- **Exercise directions**:
Go through the data below and gather each line containing "механических".

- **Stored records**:

·····

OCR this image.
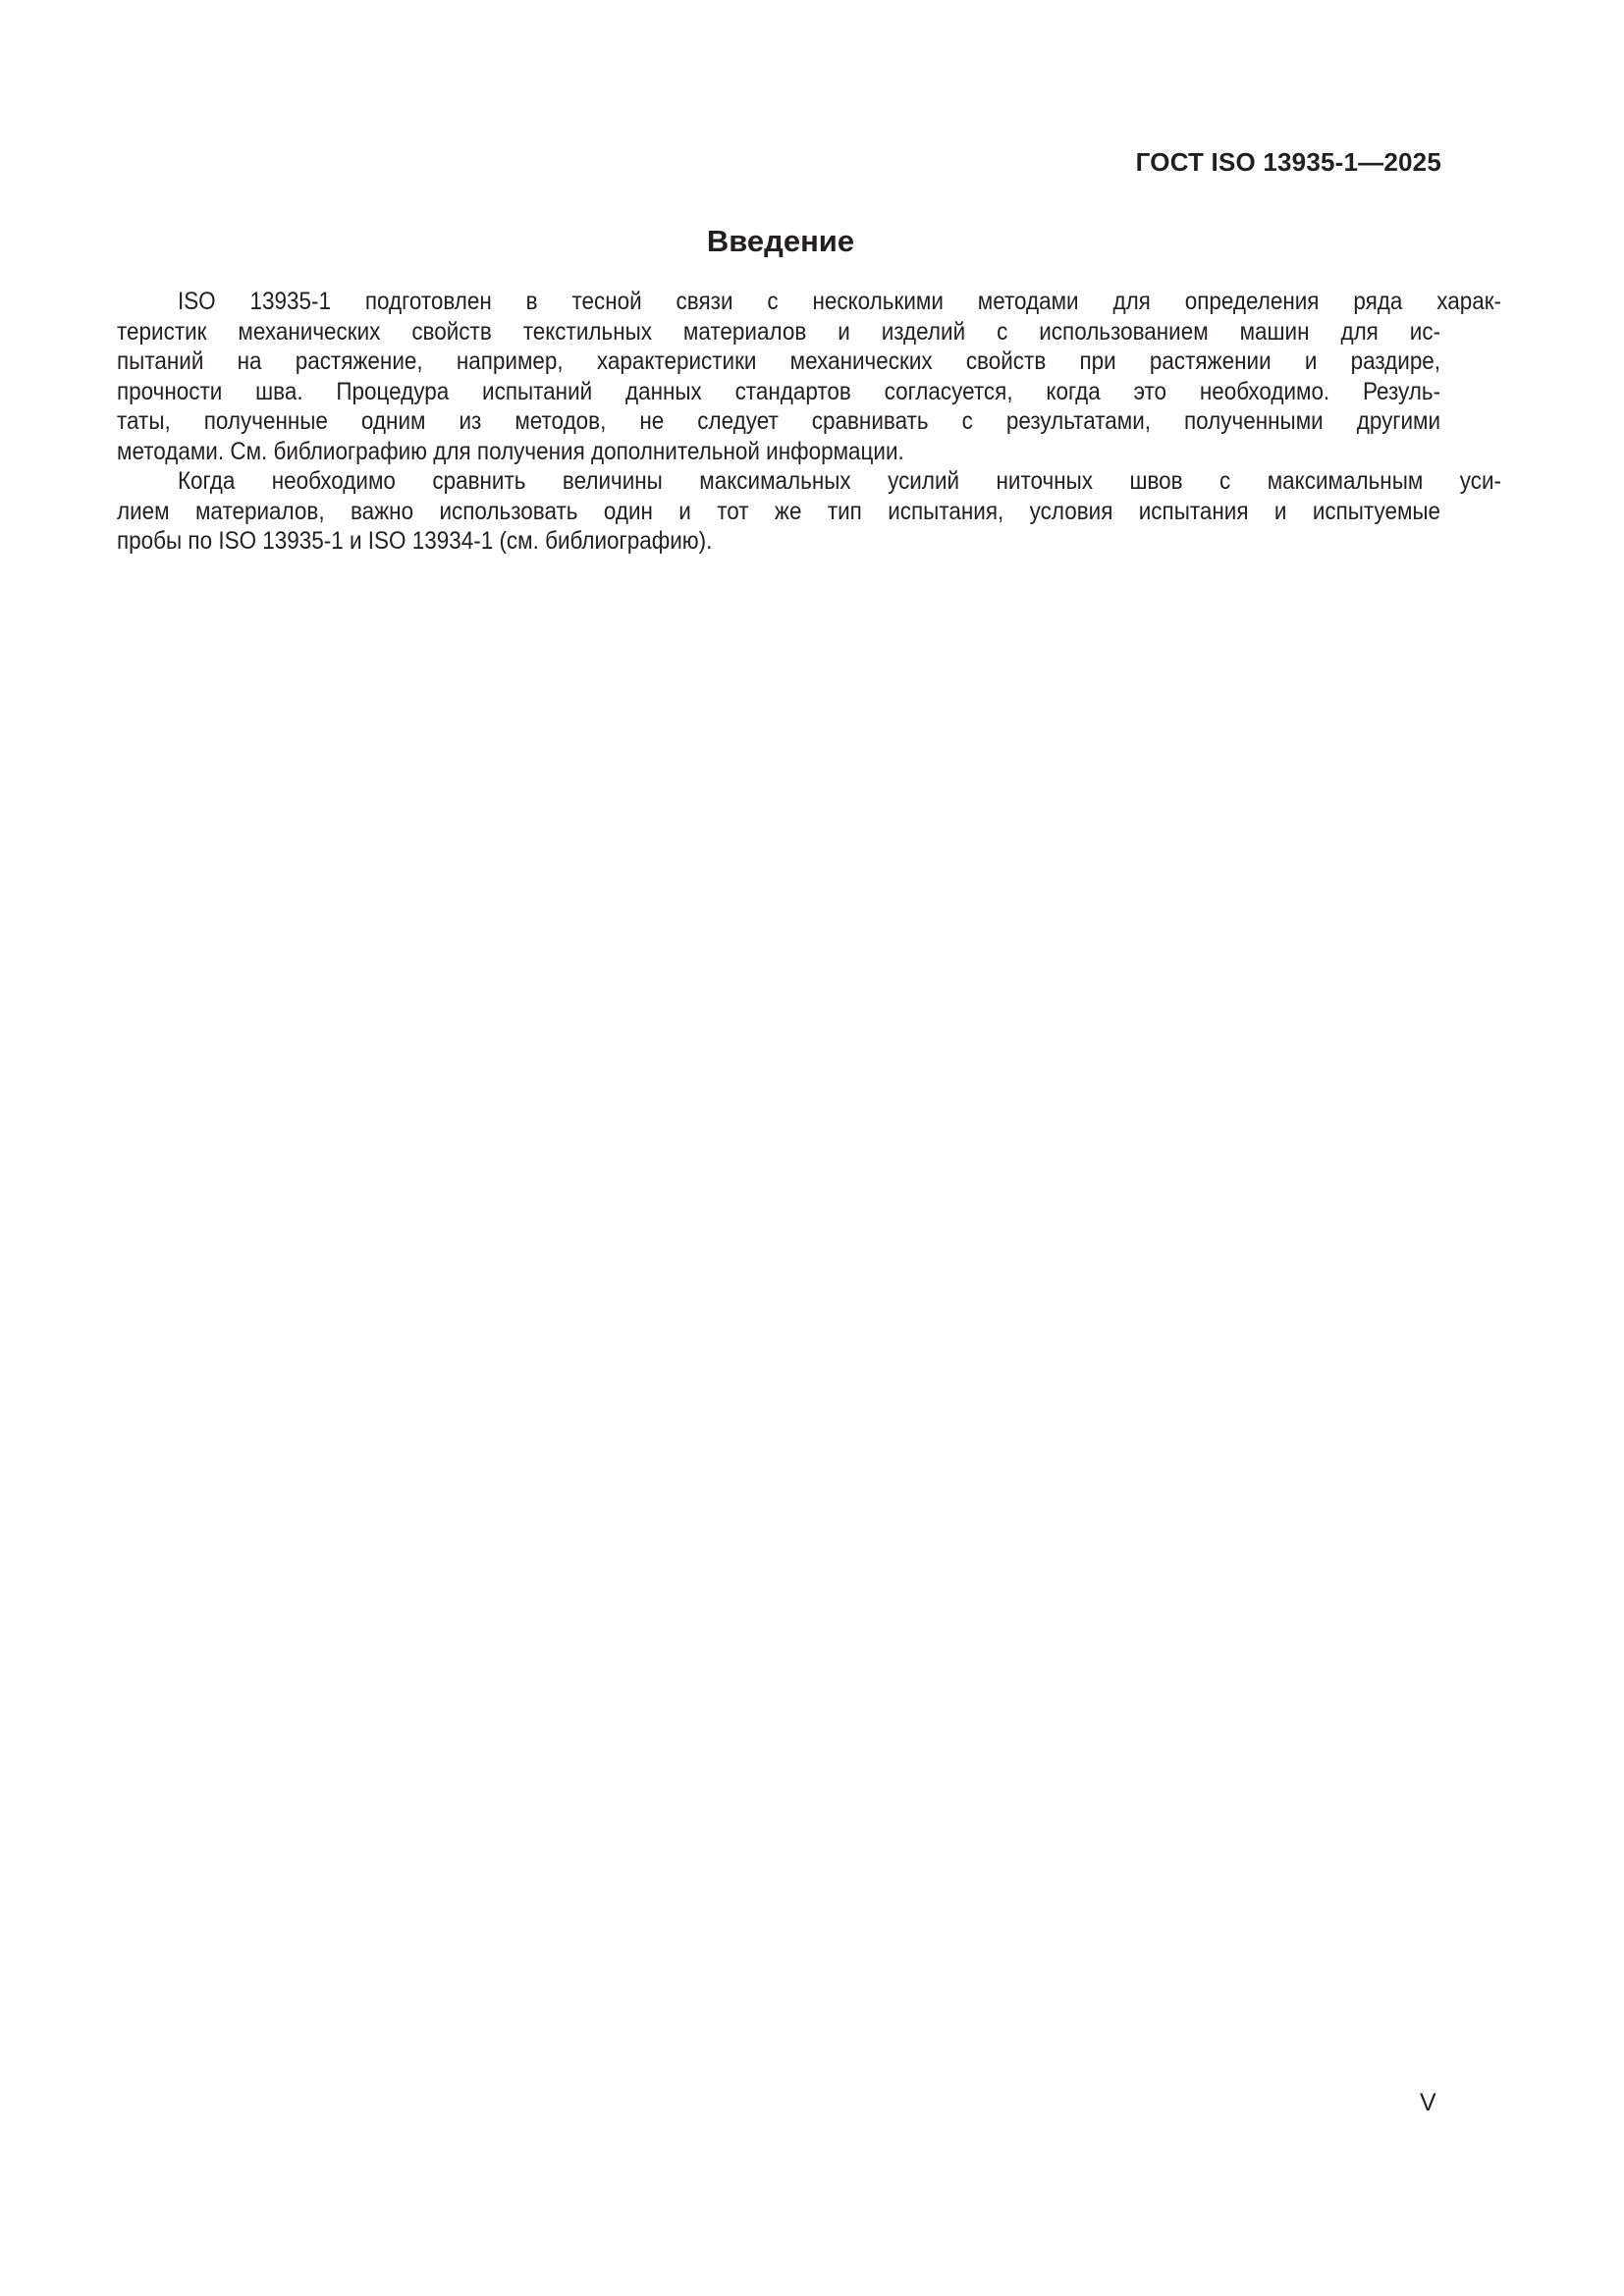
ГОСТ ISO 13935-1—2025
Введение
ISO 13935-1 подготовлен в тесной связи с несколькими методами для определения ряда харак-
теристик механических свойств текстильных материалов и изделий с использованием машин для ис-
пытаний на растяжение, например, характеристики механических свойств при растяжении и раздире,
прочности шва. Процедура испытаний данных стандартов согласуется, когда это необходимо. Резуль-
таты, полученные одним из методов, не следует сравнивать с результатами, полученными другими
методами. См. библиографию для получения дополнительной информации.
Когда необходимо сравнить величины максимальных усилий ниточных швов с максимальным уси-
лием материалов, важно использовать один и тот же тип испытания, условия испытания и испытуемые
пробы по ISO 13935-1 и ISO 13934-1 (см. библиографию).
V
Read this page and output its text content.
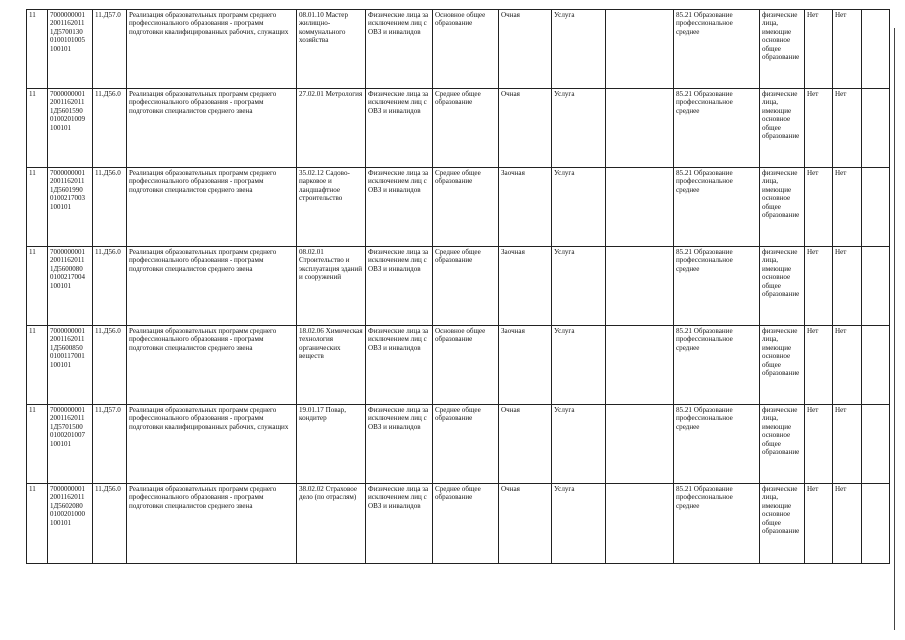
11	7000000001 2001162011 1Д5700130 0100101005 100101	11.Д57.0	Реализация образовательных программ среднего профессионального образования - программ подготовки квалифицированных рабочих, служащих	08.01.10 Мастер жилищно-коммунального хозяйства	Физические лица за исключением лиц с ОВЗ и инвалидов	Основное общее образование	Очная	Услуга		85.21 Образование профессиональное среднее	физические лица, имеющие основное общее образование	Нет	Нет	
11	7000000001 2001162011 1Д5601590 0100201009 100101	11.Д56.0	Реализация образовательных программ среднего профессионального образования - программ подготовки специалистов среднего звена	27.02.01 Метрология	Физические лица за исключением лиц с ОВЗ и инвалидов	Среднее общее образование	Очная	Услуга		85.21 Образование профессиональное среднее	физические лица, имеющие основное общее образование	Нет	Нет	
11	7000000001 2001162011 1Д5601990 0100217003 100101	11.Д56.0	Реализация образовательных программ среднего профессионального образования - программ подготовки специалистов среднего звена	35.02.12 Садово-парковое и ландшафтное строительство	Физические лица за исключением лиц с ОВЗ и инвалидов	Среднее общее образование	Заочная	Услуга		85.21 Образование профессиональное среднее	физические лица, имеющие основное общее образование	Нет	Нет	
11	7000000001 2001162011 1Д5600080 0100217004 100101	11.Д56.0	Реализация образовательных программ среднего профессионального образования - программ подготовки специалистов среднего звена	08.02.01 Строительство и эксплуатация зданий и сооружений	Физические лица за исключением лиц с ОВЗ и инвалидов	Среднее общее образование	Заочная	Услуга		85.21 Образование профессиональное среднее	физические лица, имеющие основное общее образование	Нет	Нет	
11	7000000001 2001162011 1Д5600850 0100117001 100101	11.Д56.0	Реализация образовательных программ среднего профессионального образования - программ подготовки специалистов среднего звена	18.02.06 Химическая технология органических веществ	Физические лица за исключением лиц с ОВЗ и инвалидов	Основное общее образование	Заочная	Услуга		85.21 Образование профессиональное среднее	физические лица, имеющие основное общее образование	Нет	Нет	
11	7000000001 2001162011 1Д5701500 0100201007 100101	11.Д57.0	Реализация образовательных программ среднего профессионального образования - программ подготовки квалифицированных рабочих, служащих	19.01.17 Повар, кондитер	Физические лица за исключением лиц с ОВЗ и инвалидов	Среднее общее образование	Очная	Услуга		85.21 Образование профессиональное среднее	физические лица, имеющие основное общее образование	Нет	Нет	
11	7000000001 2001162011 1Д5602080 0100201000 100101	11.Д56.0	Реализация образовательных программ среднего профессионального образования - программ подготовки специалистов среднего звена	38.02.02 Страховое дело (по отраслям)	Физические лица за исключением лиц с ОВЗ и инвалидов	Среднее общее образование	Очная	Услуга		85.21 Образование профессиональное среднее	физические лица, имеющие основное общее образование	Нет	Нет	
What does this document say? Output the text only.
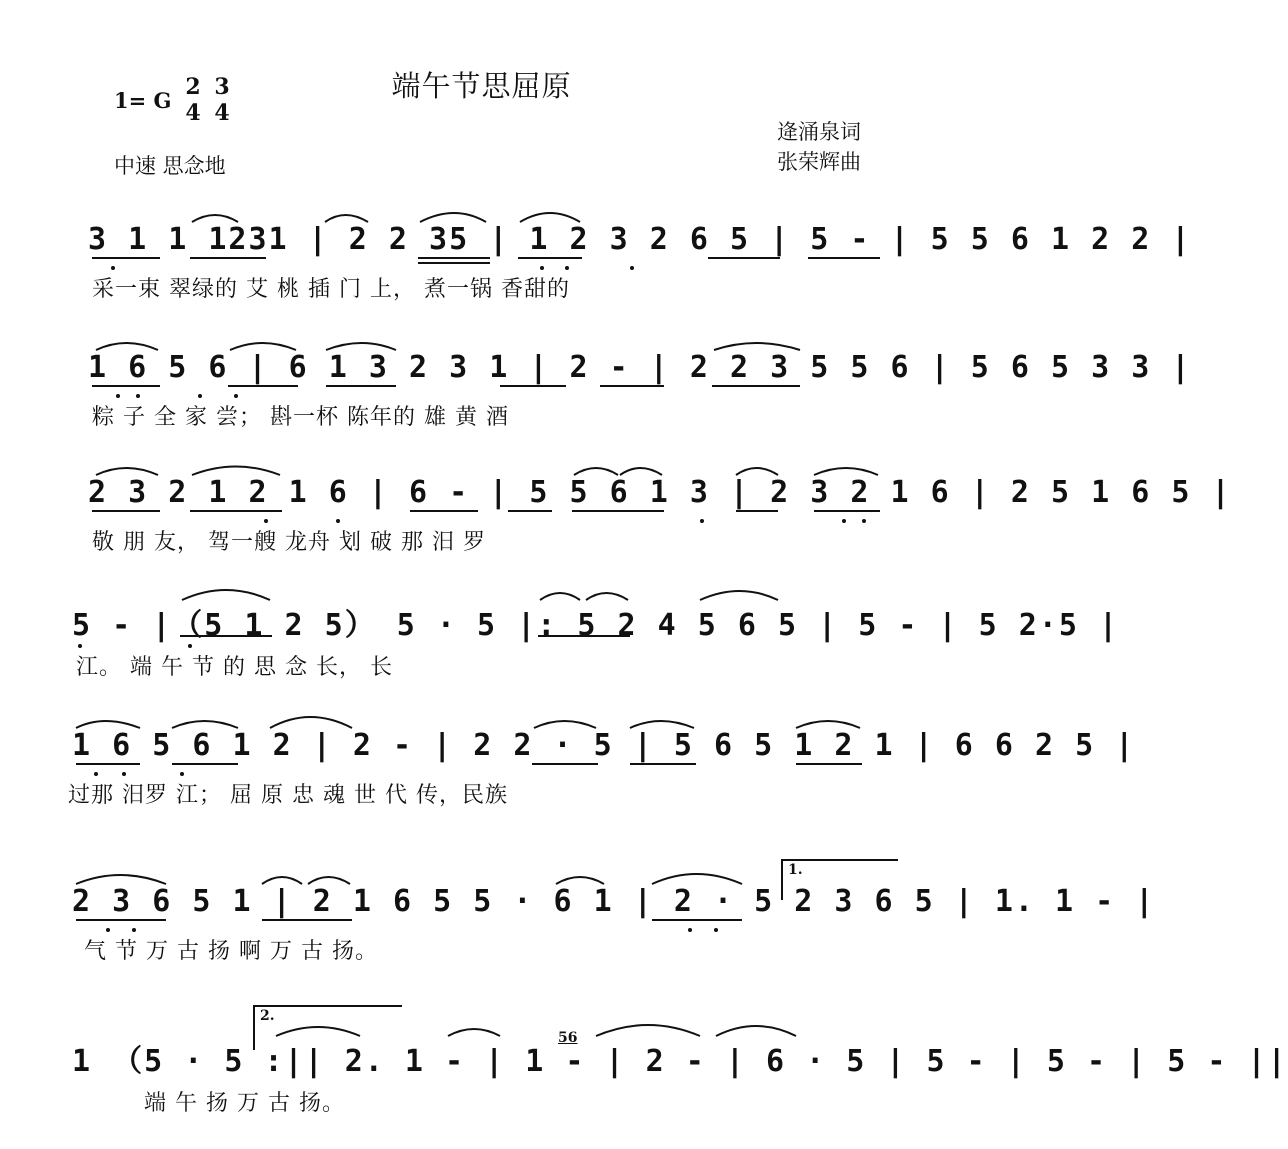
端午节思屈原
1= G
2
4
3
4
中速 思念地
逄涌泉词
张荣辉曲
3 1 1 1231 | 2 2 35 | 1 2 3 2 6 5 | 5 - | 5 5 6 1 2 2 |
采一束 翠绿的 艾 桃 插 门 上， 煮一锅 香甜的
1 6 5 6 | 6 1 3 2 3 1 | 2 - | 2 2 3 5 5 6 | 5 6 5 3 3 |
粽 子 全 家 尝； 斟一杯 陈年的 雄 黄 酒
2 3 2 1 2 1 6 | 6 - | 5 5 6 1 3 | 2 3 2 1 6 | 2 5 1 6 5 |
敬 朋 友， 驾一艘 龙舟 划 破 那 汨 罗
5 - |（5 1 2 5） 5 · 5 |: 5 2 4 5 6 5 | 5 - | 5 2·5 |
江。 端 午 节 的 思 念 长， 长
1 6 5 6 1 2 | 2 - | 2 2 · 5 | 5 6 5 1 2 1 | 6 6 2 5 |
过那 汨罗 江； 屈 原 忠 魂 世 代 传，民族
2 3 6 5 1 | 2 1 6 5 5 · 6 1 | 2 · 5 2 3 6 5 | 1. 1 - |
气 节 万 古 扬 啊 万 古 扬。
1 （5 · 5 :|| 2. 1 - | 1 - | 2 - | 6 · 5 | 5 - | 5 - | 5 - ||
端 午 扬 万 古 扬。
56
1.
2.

·····

- **Full answer**:
теристик механических свойств текстильных материалов и изделий с использованием машин для ис-
пытаний на растяжение, например, характеристики механических свойств при растяжении и раздире,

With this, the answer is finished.